Task to complete
Transcribe all records exactly.

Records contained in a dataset
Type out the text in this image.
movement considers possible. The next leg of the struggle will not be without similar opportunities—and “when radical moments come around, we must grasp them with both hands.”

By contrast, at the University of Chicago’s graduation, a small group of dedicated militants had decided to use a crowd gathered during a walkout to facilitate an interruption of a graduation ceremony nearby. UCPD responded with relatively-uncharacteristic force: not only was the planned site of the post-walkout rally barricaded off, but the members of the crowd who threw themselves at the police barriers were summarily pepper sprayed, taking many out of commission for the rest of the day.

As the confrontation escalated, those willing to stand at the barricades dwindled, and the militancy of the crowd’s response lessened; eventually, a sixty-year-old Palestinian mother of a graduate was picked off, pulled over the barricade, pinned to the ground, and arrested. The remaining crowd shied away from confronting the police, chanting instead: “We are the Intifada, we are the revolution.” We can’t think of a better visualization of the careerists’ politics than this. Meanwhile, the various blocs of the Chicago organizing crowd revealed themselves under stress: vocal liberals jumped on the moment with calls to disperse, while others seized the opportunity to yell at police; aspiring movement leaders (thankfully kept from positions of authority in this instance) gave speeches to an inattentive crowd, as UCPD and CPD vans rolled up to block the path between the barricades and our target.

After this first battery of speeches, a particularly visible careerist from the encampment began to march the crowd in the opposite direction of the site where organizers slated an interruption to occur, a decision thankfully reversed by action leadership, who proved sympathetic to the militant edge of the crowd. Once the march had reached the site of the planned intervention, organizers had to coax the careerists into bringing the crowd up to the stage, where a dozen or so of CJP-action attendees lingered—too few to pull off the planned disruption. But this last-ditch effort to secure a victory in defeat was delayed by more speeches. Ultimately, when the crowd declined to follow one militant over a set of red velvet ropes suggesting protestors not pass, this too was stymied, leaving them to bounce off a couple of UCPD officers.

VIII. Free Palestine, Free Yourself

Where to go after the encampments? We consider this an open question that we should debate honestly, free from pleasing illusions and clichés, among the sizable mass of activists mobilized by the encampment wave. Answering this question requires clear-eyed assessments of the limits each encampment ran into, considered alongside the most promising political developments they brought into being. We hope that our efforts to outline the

Exercise answer
Type out the text in this image.
movement considers possible. The next leg of the struggle will not be without similar opportunities—and “when radical moments come around, we must grasp them with both hands.”

By contrast, at the University of Chicago’s graduation, a small group of dedicated militants had decided to use a crowd gathered during a walkout to facilitate an interruption of a graduation ceremony nearby. UCPD responded with relatively-uncharacteristic force: not only was the planned site of the post-walkout rally barricaded off, but the members of the crowd who threw themselves at the police barriers were summarily pepper sprayed, taking many out of commission for the rest of the day.

As the confrontation escalated, those willing to stand at the barricades dwindled, and the militancy of the crowd’s response lessened; eventually, a sixty-year-old Palestinian mother of a graduate was picked off, pulled over the barricade, pinned to the ground, and arrested. The remaining crowd shied away from confronting the police, chanting instead: “We are the Intifada, we are the revolution.” We can’t think of a better visualization of the careerists’ politics than this. Meanwhile, the various blocs of the Chicago organizing crowd revealed themselves under stress: vocal liberals jumped on the moment with calls to disperse, while others seized the opportunity to yell at police; aspiring movement leaders (thankfully kept from positions of authority in this instance) gave speeches to an inattentive crowd, as UCPD and CPD vans rolled up to block the path between the barricades and our target.

After this first battery of speeches, a particularly visible careerist from the encampment began to march the crowd in the opposite direction of the site where organizers slated an interruption to occur, a decision thankfully reversed by action leadership, who proved sympathetic to the militant edge of the crowd. Once the march had reached the site of the planned intervention, organizers had to coax the careerists into bringing the crowd up to the stage, where a dozen or so of CJP-action attendees lingered—too few to pull off the planned disruption. But this last-ditch effort to secure a victory in defeat was delayed by more speeches. Ultimately, when the crowd declined to follow one militant over a set of red velvet ropes suggesting protestors not pass, this too was stymied, leaving them to bounce off a couple of UCPD officers.

VIII. Free Palestine, Free Yourself

Where to go after the encampments? We consider this an open question that we should debate honestly, free from pleasing illusions and clichés, among the sizable mass of activists mobilized by the encampment wave. Answering this question requires clear-eyed assessments of the limits each encampment ran into, considered alongside the most promising political developments they brought into being. We hope that our efforts to outline the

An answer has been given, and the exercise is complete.